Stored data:
# # #
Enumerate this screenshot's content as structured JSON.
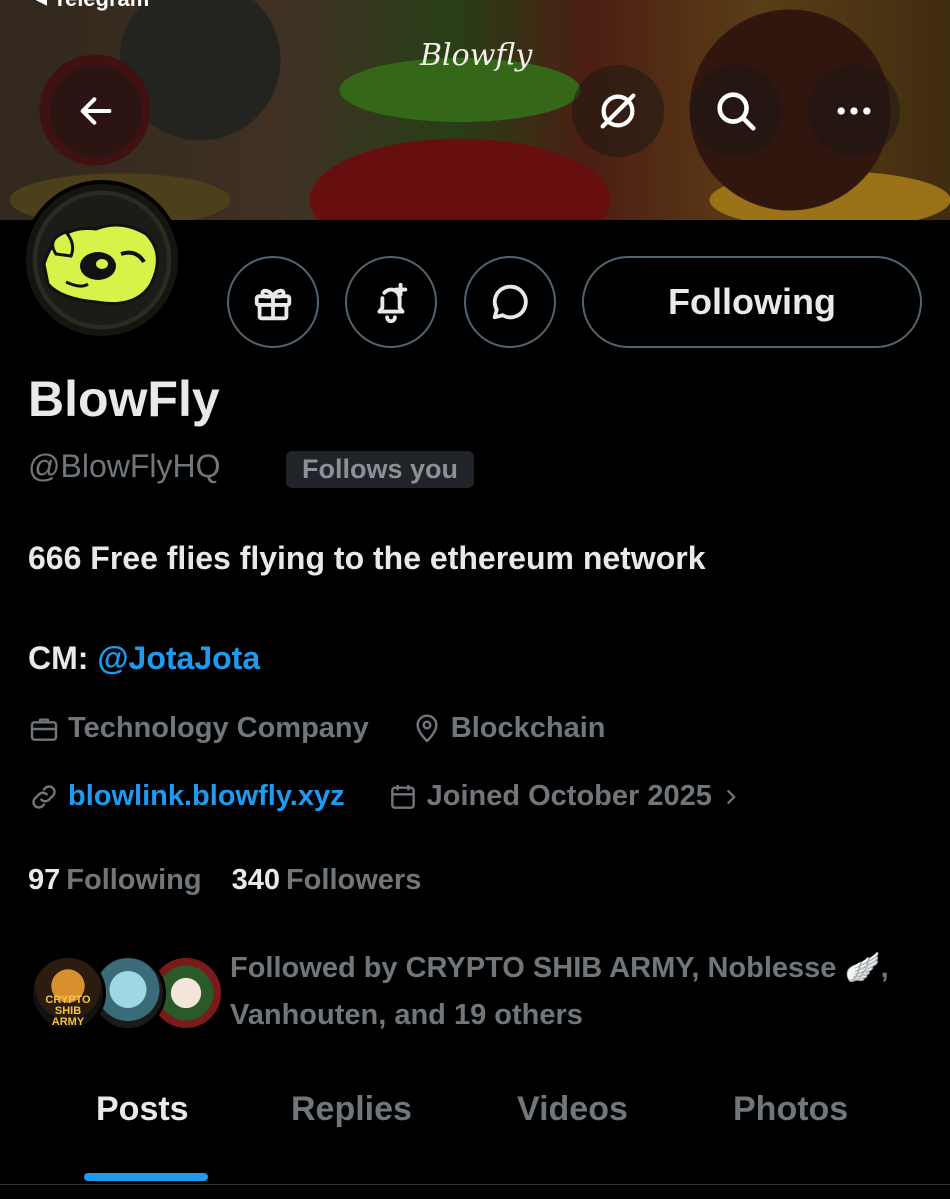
{
  "status": {
    "back_app_label": "◂ Telegram"
  },
  "banner": {
    "logo_text": "Blowfly"
  },
  "header": {
    "back_icon": "arrow-left-icon",
    "grok_icon": "grok-icon",
    "search_icon": "search-icon",
    "more_icon": "more-horizontal-icon"
  },
  "actions": {
    "gift_icon": "gift-icon",
    "notify_icon": "bell-plus-icon",
    "message_icon": "chat-bubble-icon",
    "following_label": "Following"
  },
  "profile": {
    "name": "BlowFly",
    "handle": "@BlowFlyHQ",
    "follows_you": "Follows you",
    "bio_line1": "666 Free flies flying to the ethereum network",
    "bio_cm_prefix": "CM: ",
    "bio_cm_mention": "@JotaJota",
    "category": "Technology Company",
    "location": "Blockchain",
    "website": "blowlink.blowfly.xyz",
    "joined": "Joined October 2025",
    "following_count": "97",
    "following_label": "Following",
    "followers_count": "340",
    "followers_label": "Followers",
    "followed_by_line1": "Followed by CRYPTO SHIB ARMY, Noblesse 🪽,",
    "followed_by_line2": "Vanhouten, and 19 others",
    "followed_avatar_label": "CRYPTO SHIB ARMY"
  },
  "tabs": [
    {
      "label": "Posts",
      "active": true
    },
    {
      "label": "Replies",
      "active": false
    },
    {
      "label": "Videos",
      "active": false
    },
    {
      "label": "Photos",
      "active": false
    }
  ],
  "colors": {
    "accent": "#1d9bf0",
    "background": "#000000",
    "text_primary": "#e7e9ea",
    "text_secondary": "#71767b",
    "border": "#536471"
  }
}
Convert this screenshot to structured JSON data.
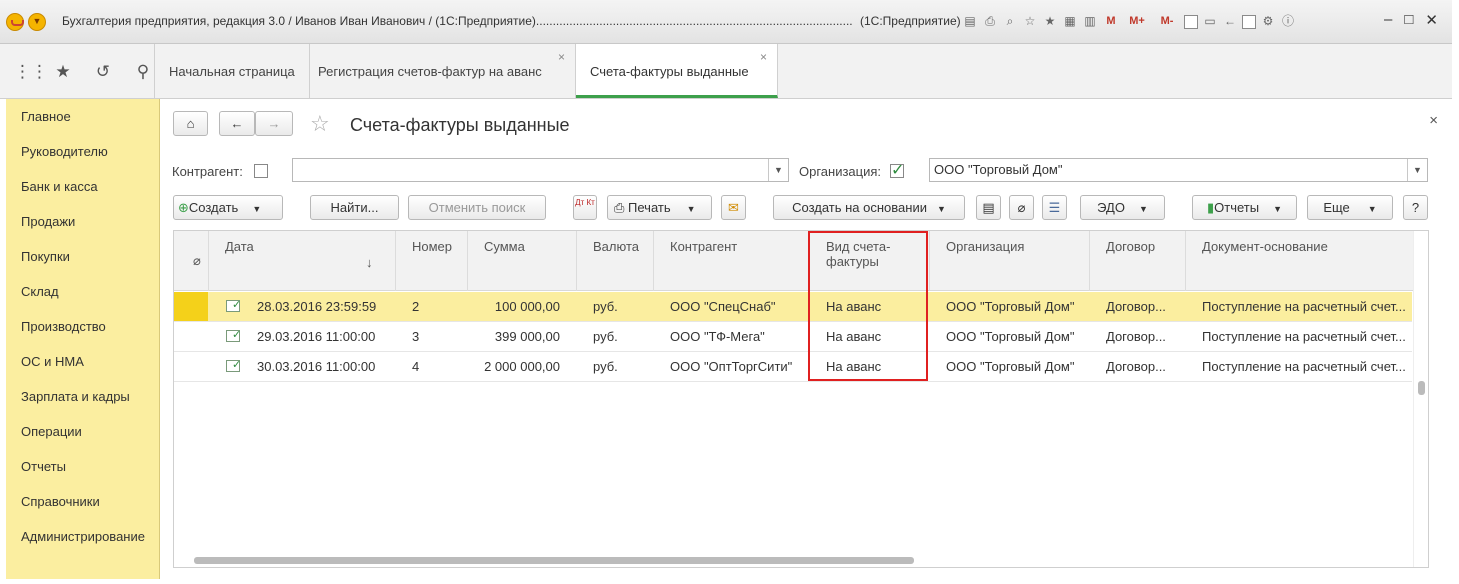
{
  "window": {
    "title": "Бухгалтерия предприятия, редакция 3.0 / Иванов Иван Иванович / (1С:Предприятие)...............................................................................................",
    "title_suffix": "(1С:Предприятие)",
    "memory_buttons": [
      "M",
      "M+",
      "M-"
    ]
  },
  "tabs": [
    {
      "label": "Начальная страница"
    },
    {
      "label": "Регистрация счетов-фактур на аванс"
    },
    {
      "label": "Счета-фактуры выданные"
    }
  ],
  "sidebar": {
    "items": [
      "Главное",
      "Руководителю",
      "Банк и касса",
      "Продажи",
      "Покупки",
      "Склад",
      "Производство",
      "ОС и НМА",
      "Зарплата и кадры",
      "Операции",
      "Отчеты",
      "Справочники",
      "Администрирование"
    ]
  },
  "page": {
    "title": "Счета-фактуры выданные",
    "counterparty_label": "Контрагент:",
    "counterparty_value": "",
    "organization_label": "Организация:",
    "organization_value": "ООО \"Торговый Дом\""
  },
  "toolbar": {
    "create": "Создать",
    "find": "Найти...",
    "cancel_search": "Отменить поиск",
    "dtkt": "Дт Кт",
    "print": "Печать",
    "create_based_on": "Создать на основании",
    "edo": "ЭДО",
    "reports": "Отчеты",
    "more": "Еще",
    "help": "?"
  },
  "table": {
    "columns": [
      "Дата",
      "Номер",
      "Сумма",
      "Валюта",
      "Контрагент",
      "Вид счета-фактуры",
      "Организация",
      "Договор",
      "Документ-основание"
    ],
    "rows": [
      {
        "date": "28.03.2016 23:59:59",
        "number": "2",
        "sum": "100 000,00",
        "currency": "руб.",
        "counterparty": "ООО \"СпецСнаб\"",
        "type": "На аванс",
        "organization": "ООО \"Торговый Дом\"",
        "contract": "Договор...",
        "basis": "Поступление на расчетный счет..."
      },
      {
        "date": "29.03.2016 11:00:00",
        "number": "3",
        "sum": "399 000,00",
        "currency": "руб.",
        "counterparty": "ООО \"ТФ-Мега\"",
        "type": "На аванс",
        "organization": "ООО \"Торговый Дом\"",
        "contract": "Договор...",
        "basis": "Поступление на расчетный счет..."
      },
      {
        "date": "30.03.2016 11:00:00",
        "number": "4",
        "sum": "2 000 000,00",
        "currency": "руб.",
        "counterparty": "ООО \"ОптТоргСити\"",
        "type": "На аванс",
        "organization": "ООО \"Торговый Дом\"",
        "contract": "Договор...",
        "basis": "Поступление на расчетный счет..."
      }
    ]
  },
  "colors": {
    "accent": "#3da04b",
    "sidebar_bg": "#fbeea0",
    "selection": "#fbee9f",
    "highlight_box": "#e02020"
  }
}
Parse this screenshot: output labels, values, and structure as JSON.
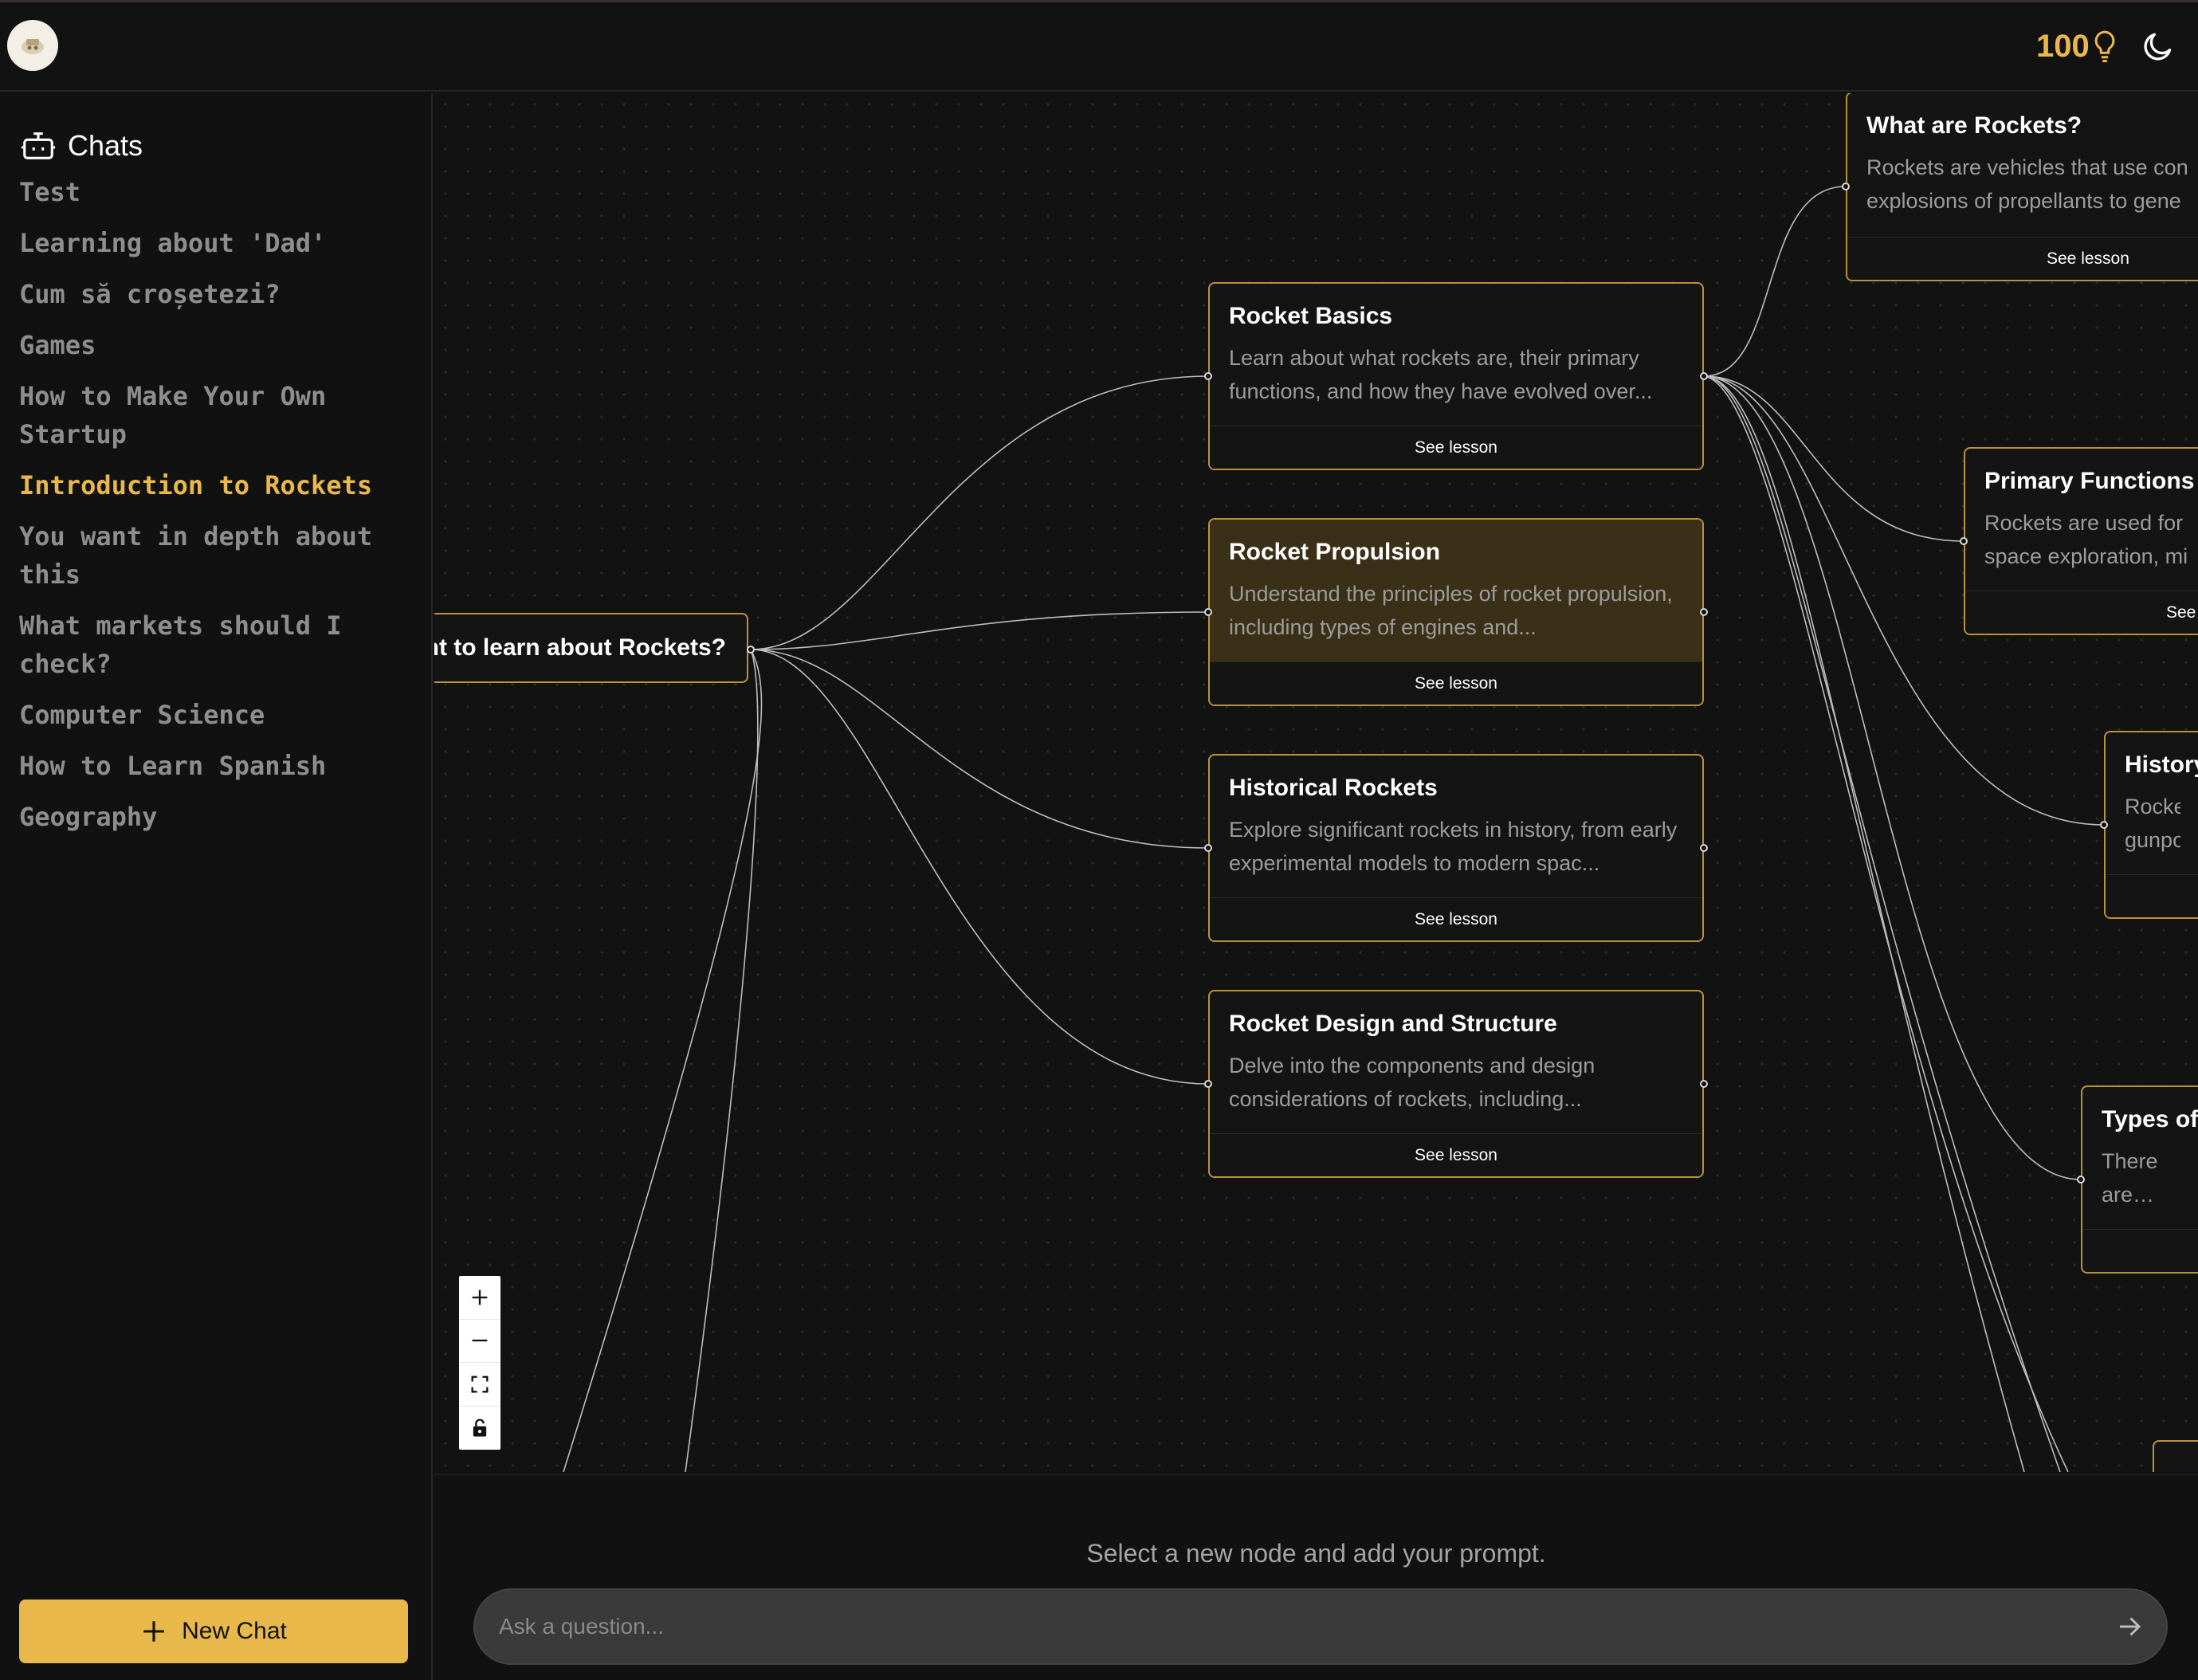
{
  "header": {
    "credits": "100",
    "icons": {
      "logo": "app-logo",
      "credits": "lightbulb-icon",
      "theme": "moon-icon"
    }
  },
  "sidebar": {
    "title": "Chats",
    "items": [
      {
        "label": "Test",
        "active": false
      },
      {
        "label": "Learning about 'Dad'",
        "active": false
      },
      {
        "label": "Cum să croșetezi?",
        "active": false
      },
      {
        "label": "Games",
        "active": false
      },
      {
        "label": "How to Make Your Own Startup",
        "active": false
      },
      {
        "label": "Introduction to Rockets",
        "active": true
      },
      {
        "label": "You want in depth about this",
        "active": false
      },
      {
        "label": "What markets should I check?",
        "active": false
      },
      {
        "label": "Computer Science",
        "active": false
      },
      {
        "label": "How to Learn Spanish",
        "active": false
      },
      {
        "label": "Geography",
        "active": false
      }
    ],
    "new_chat_label": "New Chat"
  },
  "canvas": {
    "root_label": "ant to learn about Rockets?",
    "nodes": [
      {
        "title": "Rocket Basics",
        "description": "Learn about what rockets are, their primary functions, and how they have evolved over...",
        "action": "See lesson"
      },
      {
        "title": "Rocket Propulsion",
        "description": "Understand the principles of rocket propulsion, including types of engines and...",
        "action": "See lesson"
      },
      {
        "title": "Historical Rockets",
        "description": "Explore significant rockets in history, from early experimental models to modern spac...",
        "action": "See lesson"
      },
      {
        "title": "Rocket Design and Structure",
        "description": "Delve into the components and design considerations of rockets, including...",
        "action": "See lesson"
      },
      {
        "title": "What are Rockets?",
        "description": "Rockets are vehicles that use con explosions of propellants to gene",
        "action": "See lesson"
      },
      {
        "title": "Primary Functions o",
        "description": "Rockets are used for space exploration, mi",
        "action": "See"
      },
      {
        "title": "History",
        "description": "Rocket: gunpow",
        "action": ""
      },
      {
        "title": "Types of",
        "description": "There are including",
        "action": ""
      }
    ],
    "controls": [
      "zoom-in",
      "zoom-out",
      "fit-view",
      "lock"
    ]
  },
  "prompt": {
    "hint": "Select a new node and add your prompt.",
    "placeholder": "Ask a question..."
  }
}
# # #
Short problem: Transcribe the full listing above exactly, with the images removed.

Expected answer:
Enumerate this screenshot's content as structured JSON.
{
  "status": {
    "back_app_label": "◂ Telegram"
  },
  "banner": {
    "logo_text": "Blowfly"
  },
  "header": {
    "back_icon": "arrow-left-icon",
    "grok_icon": "grok-icon",
    "search_icon": "search-icon",
    "more_icon": "more-horizontal-icon"
  },
  "actions": {
    "gift_icon": "gift-icon",
    "notify_icon": "bell-plus-icon",
    "message_icon": "chat-bubble-icon",
    "following_label": "Following"
  },
  "profile": {
    "name": "BlowFly",
    "handle": "@BlowFlyHQ",
    "follows_you": "Follows you",
    "bio_line1": "666 Free flies flying to the ethereum network",
    "bio_cm_prefix": "CM: ",
    "bio_cm_mention": "@JotaJota",
    "category": "Technology Company",
    "location": "Blockchain",
    "website": "blowlink.blowfly.xyz",
    "joined": "Joined October 2025",
    "following_count": "97",
    "following_label": "Following",
    "followers_count": "340",
    "followers_label": "Followers",
    "followed_by_line1": "Followed by CRYPTO SHIB ARMY, Noblesse 🪽,",
    "followed_by_line2": "Vanhouten, and 19 others",
    "followed_avatar_label": "CRYPTO SHIB ARMY"
  },
  "tabs": [
    {
      "label": "Posts",
      "active": true
    },
    {
      "label": "Replies",
      "active": false
    },
    {
      "label": "Videos",
      "active": false
    },
    {
      "label": "Photos",
      "active": false
    }
  ],
  "colors": {
    "accent": "#1d9bf0",
    "background": "#000000",
    "text_primary": "#e7e9ea",
    "text_secondary": "#71767b",
    "border": "#536471"
  }
}
Convert this screenshot to structured JSON data.
{
  "window": {
    "title": "Бухгалтерия предприятия, редакция 3.0 / Иванов Иван Иванович / (1С:Предприятие)...............................................................................................",
    "title_suffix": "(1С:Предприятие)",
    "memory_buttons": [
      "M",
      "M+",
      "M-"
    ]
  },
  "tabs": [
    {
      "label": "Начальная страница"
    },
    {
      "label": "Регистрация счетов-фактур на аванс"
    },
    {
      "label": "Счета-фактуры выданные"
    }
  ],
  "sidebar": {
    "items": [
      "Главное",
      "Руководителю",
      "Банк и касса",
      "Продажи",
      "Покупки",
      "Склад",
      "Производство",
      "ОС и НМА",
      "Зарплата и кадры",
      "Операции",
      "Отчеты",
      "Справочники",
      "Администрирование"
    ]
  },
  "page": {
    "title": "Счета-фактуры выданные",
    "counterparty_label": "Контрагент:",
    "counterparty_value": "",
    "organization_label": "Организация:",
    "organization_value": "ООО \"Торговый Дом\""
  },
  "toolbar": {
    "create": "Создать",
    "find": "Найти...",
    "cancel_search": "Отменить поиск",
    "dtkt": "Дт Кт",
    "print": "Печать",
    "create_based_on": "Создать на основании",
    "edo": "ЭДО",
    "reports": "Отчеты",
    "more": "Еще",
    "help": "?"
  },
  "table": {
    "columns": [
      "Дата",
      "Номер",
      "Сумма",
      "Валюта",
      "Контрагент",
      "Вид счета-фактуры",
      "Организация",
      "Договор",
      "Документ-основание"
    ],
    "rows": [
      {
        "date": "28.03.2016 23:59:59",
        "number": "2",
        "sum": "100 000,00",
        "currency": "руб.",
        "counterparty": "ООО \"СпецСнаб\"",
        "type": "На аванс",
        "organization": "ООО \"Торговый Дом\"",
        "contract": "Договор...",
        "basis": "Поступление на расчетный счет..."
      },
      {
        "date": "29.03.2016 11:00:00",
        "number": "3",
        "sum": "399 000,00",
        "currency": "руб.",
        "counterparty": "ООО \"ТФ-Мега\"",
        "type": "На аванс",
        "organization": "ООО \"Торговый Дом\"",
        "contract": "Договор...",
        "basis": "Поступление на расчетный счет..."
      },
      {
        "date": "30.03.2016 11:00:00",
        "number": "4",
        "sum": "2 000 000,00",
        "currency": "руб.",
        "counterparty": "ООО \"ОптТоргСити\"",
        "type": "На аванс",
        "organization": "ООО \"Торговый Дом\"",
        "contract": "Договор...",
        "basis": "Поступление на расчетный счет..."
      }
    ]
  },
  "colors": {
    "accent": "#3da04b",
    "sidebar_bg": "#fbeea0",
    "selection": "#fbee9f",
    "highlight_box": "#e02020"
  }
}
Parse this screenshot: output labels, values, and structure as JSON.
{
  "header": {
    "credits": "100",
    "icons": {
      "logo": "app-logo",
      "credits": "lightbulb-icon",
      "theme": "moon-icon"
    }
  },
  "sidebar": {
    "title": "Chats",
    "items": [
      {
        "label": "Test",
        "active": false
      },
      {
        "label": "Learning about 'Dad'",
        "active": false
      },
      {
        "label": "Cum să croșetezi?",
        "active": false
      },
      {
        "label": "Games",
        "active": false
      },
      {
        "label": "How to Make Your Own Startup",
        "active": false
      },
      {
        "label": "Introduction to Rockets",
        "active": true
      },
      {
        "label": "You want in depth about this",
        "active": false
      },
      {
        "label": "What markets should I check?",
        "active": false
      },
      {
        "label": "Computer Science",
        "active": false
      },
      {
        "label": "How to Learn Spanish",
        "active": false
      },
      {
        "label": "Geography",
        "active": false
      }
    ],
    "new_chat_label": "New Chat"
  },
  "canvas": {
    "root_label": "ant to learn about Rockets?",
    "nodes": [
      {
        "title": "Rocket Basics",
        "description": "Learn about what rockets are, their primary functions, and how they have evolved over...",
        "action": "See lesson"
      },
      {
        "title": "Rocket Propulsion",
        "description": "Understand the principles of rocket propulsion, including types of engines and...",
        "action": "See lesson"
      },
      {
        "title": "Historical Rockets",
        "description": "Explore significant rockets in history, from early experimental models to modern spac...",
        "action": "See lesson"
      },
      {
        "title": "Rocket Design and Structure",
        "description": "Delve into the components and design considerations of rockets, including...",
        "action": "See lesson"
      },
      {
        "title": "What are Rockets?",
        "description": "Rockets are vehicles that use con explosions of propellants to gene",
        "action": "See lesson"
      },
      {
        "title": "Primary Functions o",
        "description": "Rockets are used for space exploration, mi",
        "action": "See"
      },
      {
        "title": "History",
        "description": "Rocket: gunpow",
        "action": ""
      },
      {
        "title": "Types of",
        "description": "There are including",
        "action": ""
      }
    ],
    "controls": [
      "zoom-in",
      "zoom-out",
      "fit-view",
      "lock"
    ]
  },
  "prompt": {
    "hint": "Select a new node and add your prompt.",
    "placeholder": "Ask a question..."
  }
}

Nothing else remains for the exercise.